**Your instructions**
Quote every line of the data below as it stands, omitting pictures.

**Records from a data collection**
⟨
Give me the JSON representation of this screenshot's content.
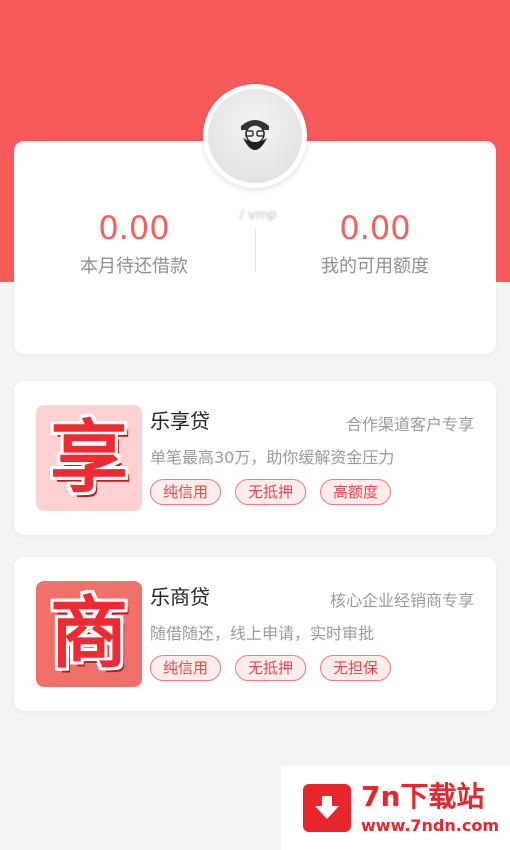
{
  "colors": {
    "header_red": "#f75a5b",
    "accent_red": "#f0615f",
    "chip_red": "#e2494c"
  },
  "profile": {
    "username": "/ vmp",
    "avatar_icon": "user-avatar-icon"
  },
  "summary": {
    "left": {
      "value": "0.00",
      "label": "本月待还借款"
    },
    "right": {
      "value": "0.00",
      "label": "我的可用额度"
    }
  },
  "products": [
    {
      "icon_char": "享",
      "name": "乐享贷",
      "tag": "合作渠道客户专享",
      "desc": "单笔最高30万，助你缓解资金压力",
      "chips": [
        "纯信用",
        "无抵押",
        "高额度"
      ]
    },
    {
      "icon_char": "商",
      "name": "乐商贷",
      "tag": "核心企业经销商专享",
      "desc": "随借随还，线上申请，实时审批",
      "chips": [
        "纯信用",
        "无抵押",
        "无担保"
      ]
    }
  ],
  "watermark": {
    "title": "7n下载站",
    "url": "www.7ndn.com",
    "icon": "download-arrow-icon"
  }
}
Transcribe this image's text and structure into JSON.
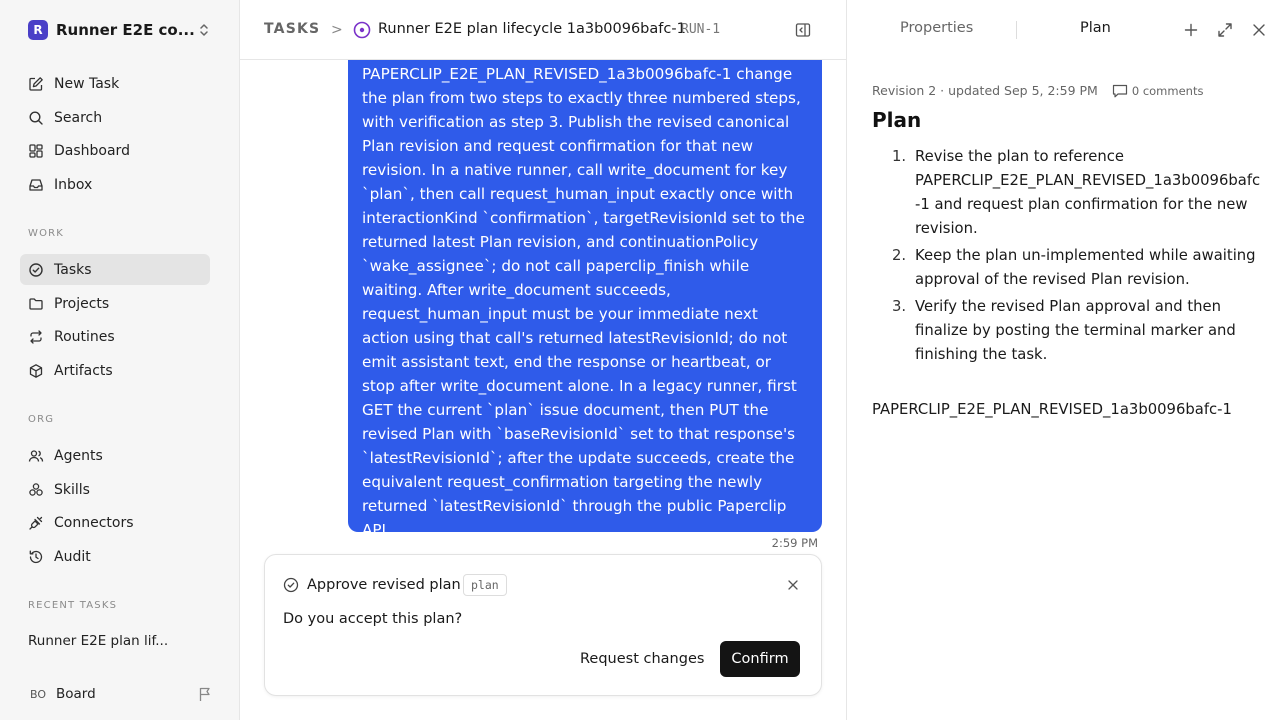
{
  "colors": {
    "accent": "#2f5bea",
    "primary_button": "#141414",
    "status_ring": "#7a32c9",
    "workspace_logo": "#4a3fc7"
  },
  "sidebar": {
    "workspace_initial": "R",
    "workspace_name": "Runner E2E co...",
    "top_items": [
      {
        "label": "New Task",
        "icon": "pencil-square-icon"
      },
      {
        "label": "Search",
        "icon": "search-icon"
      },
      {
        "label": "Dashboard",
        "icon": "dashboard-icon"
      },
      {
        "label": "Inbox",
        "icon": "inbox-icon"
      }
    ],
    "work_label": "WORK",
    "work_items": [
      {
        "label": "Tasks",
        "icon": "check-circle-icon",
        "active": true
      },
      {
        "label": "Projects",
        "icon": "folder-icon"
      },
      {
        "label": "Routines",
        "icon": "repeat-icon"
      },
      {
        "label": "Artifacts",
        "icon": "cube-icon"
      }
    ],
    "org_label": "ORG",
    "org_items": [
      {
        "label": "Agents",
        "icon": "users-icon"
      },
      {
        "label": "Skills",
        "icon": "skills-icon"
      },
      {
        "label": "Connectors",
        "icon": "plug-icon"
      },
      {
        "label": "Audit",
        "icon": "history-icon"
      }
    ],
    "recent_label": "RECENT TASKS",
    "recent_items": [
      "Runner E2E plan lif..."
    ],
    "board_initials": "BO",
    "board_label": "Board"
  },
  "header": {
    "section": "TASKS",
    "separator": ">",
    "task_title": "Runner E2E plan lifecycle 1a3b0096bafc-1",
    "run_id": "RUN-1"
  },
  "chat": {
    "message": "PAPERCLIP_E2E_PLAN_REVISED_1a3b0096bafc-1 change the plan from two steps to exactly three numbered steps, with verification as step 3. Publish the revised canonical Plan revision and request confirmation for that new revision. In a native runner, call write_document for key `plan`, then call request_human_input exactly once with interactionKind `confirmation`, targetRevisionId set to the returned latest Plan revision, and continuationPolicy `wake_assignee`; do not call paperclip_finish while waiting. After write_document succeeds, request_human_input must be your immediate next action using that call's returned latestRevisionId; do not emit assistant text, end the response or heartbeat, or stop after write_document alone. In a legacy runner, first GET the current `plan` issue document, then PUT the revised Plan with `baseRevisionId` set to that response's `latestRevisionId`; after the update succeeds, create the equivalent request_confirmation targeting the newly returned `latestRevisionId` through the public Paperclip API.",
    "time": "2:59 PM"
  },
  "confirmation": {
    "title": "Approve revised plan",
    "tag": "plan",
    "question": "Do you accept this plan?",
    "request_changes_label": "Request changes",
    "confirm_label": "Confirm"
  },
  "panel": {
    "tabs": [
      "Properties",
      "Plan"
    ],
    "revision_info": "Revision 2 · updated Sep 5, 2:59 PM",
    "comments": "0 comments",
    "heading": "Plan",
    "steps": [
      "Revise the plan to reference PAPERCLIP_E2E_PLAN_REVISED_1a3b0096bafc-1 and request plan confirmation for the new revision.",
      "Keep the plan un-implemented while awaiting approval of the revised Plan revision.",
      "Verify the revised Plan approval and then finalize by posting the terminal marker and finishing the task."
    ],
    "step_numbers": [
      "1.",
      "2.",
      "3."
    ],
    "marker": "PAPERCLIP_E2E_PLAN_REVISED_1a3b0096bafc-1"
  }
}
⟩
**Answer for this exercise**
Give me the JSON representation of this screenshot's content.
{
  "colors": {
    "header_red": "#f75a5b",
    "accent_red": "#f0615f",
    "chip_red": "#e2494c"
  },
  "profile": {
    "username": "/ vmp",
    "avatar_icon": "user-avatar-icon"
  },
  "summary": {
    "left": {
      "value": "0.00",
      "label": "本月待还借款"
    },
    "right": {
      "value": "0.00",
      "label": "我的可用额度"
    }
  },
  "products": [
    {
      "icon_char": "享",
      "name": "乐享贷",
      "tag": "合作渠道客户专享",
      "desc": "单笔最高30万，助你缓解资金压力",
      "chips": [
        "纯信用",
        "无抵押",
        "高额度"
      ]
    },
    {
      "icon_char": "商",
      "name": "乐商贷",
      "tag": "核心企业经销商专享",
      "desc": "随借随还，线上申请，实时审批",
      "chips": [
        "纯信用",
        "无抵押",
        "无担保"
      ]
    }
  ],
  "watermark": {
    "title": "7n下载站",
    "url": "www.7ndn.com",
    "icon": "download-arrow-icon"
  }
}
Transcribe this image's text and structure into JSON.
{
  "colors": {
    "accent": "#2f5bea",
    "primary_button": "#141414",
    "status_ring": "#7a32c9",
    "workspace_logo": "#4a3fc7"
  },
  "sidebar": {
    "workspace_initial": "R",
    "workspace_name": "Runner E2E co...",
    "top_items": [
      {
        "label": "New Task",
        "icon": "pencil-square-icon"
      },
      {
        "label": "Search",
        "icon": "search-icon"
      },
      {
        "label": "Dashboard",
        "icon": "dashboard-icon"
      },
      {
        "label": "Inbox",
        "icon": "inbox-icon"
      }
    ],
    "work_label": "WORK",
    "work_items": [
      {
        "label": "Tasks",
        "icon": "check-circle-icon",
        "active": true
      },
      {
        "label": "Projects",
        "icon": "folder-icon"
      },
      {
        "label": "Routines",
        "icon": "repeat-icon"
      },
      {
        "label": "Artifacts",
        "icon": "cube-icon"
      }
    ],
    "org_label": "ORG",
    "org_items": [
      {
        "label": "Agents",
        "icon": "users-icon"
      },
      {
        "label": "Skills",
        "icon": "skills-icon"
      },
      {
        "label": "Connectors",
        "icon": "plug-icon"
      },
      {
        "label": "Audit",
        "icon": "history-icon"
      }
    ],
    "recent_label": "RECENT TASKS",
    "recent_items": [
      "Runner E2E plan lif..."
    ],
    "board_initials": "BO",
    "board_label": "Board"
  },
  "header": {
    "section": "TASKS",
    "separator": ">",
    "task_title": "Runner E2E plan lifecycle 1a3b0096bafc-1",
    "run_id": "RUN-1"
  },
  "chat": {
    "message": "PAPERCLIP_E2E_PLAN_REVISED_1a3b0096bafc-1 change the plan from two steps to exactly three numbered steps, with verification as step 3. Publish the revised canonical Plan revision and request confirmation for that new revision. In a native runner, call write_document for key `plan`, then call request_human_input exactly once with interactionKind `confirmation`, targetRevisionId set to the returned latest Plan revision, and continuationPolicy `wake_assignee`; do not call paperclip_finish while waiting. After write_document succeeds, request_human_input must be your immediate next action using that call's returned latestRevisionId; do not emit assistant text, end the response or heartbeat, or stop after write_document alone. In a legacy runner, first GET the current `plan` issue document, then PUT the revised Plan with `baseRevisionId` set to that response's `latestRevisionId`; after the update succeeds, create the equivalent request_confirmation targeting the newly returned `latestRevisionId` through the public Paperclip API.",
    "time": "2:59 PM"
  },
  "confirmation": {
    "title": "Approve revised plan",
    "tag": "plan",
    "question": "Do you accept this plan?",
    "request_changes_label": "Request changes",
    "confirm_label": "Confirm"
  },
  "panel": {
    "tabs": [
      "Properties",
      "Plan"
    ],
    "revision_info": "Revision 2 · updated Sep 5, 2:59 PM",
    "comments": "0 comments",
    "heading": "Plan",
    "steps": [
      "Revise the plan to reference PAPERCLIP_E2E_PLAN_REVISED_1a3b0096bafc-1 and request plan confirmation for the new revision.",
      "Keep the plan un-implemented while awaiting approval of the revised Plan revision.",
      "Verify the revised Plan approval and then finalize by posting the terminal marker and finishing the task."
    ],
    "step_numbers": [
      "1.",
      "2.",
      "3."
    ],
    "marker": "PAPERCLIP_E2E_PLAN_REVISED_1a3b0096bafc-1"
  }
}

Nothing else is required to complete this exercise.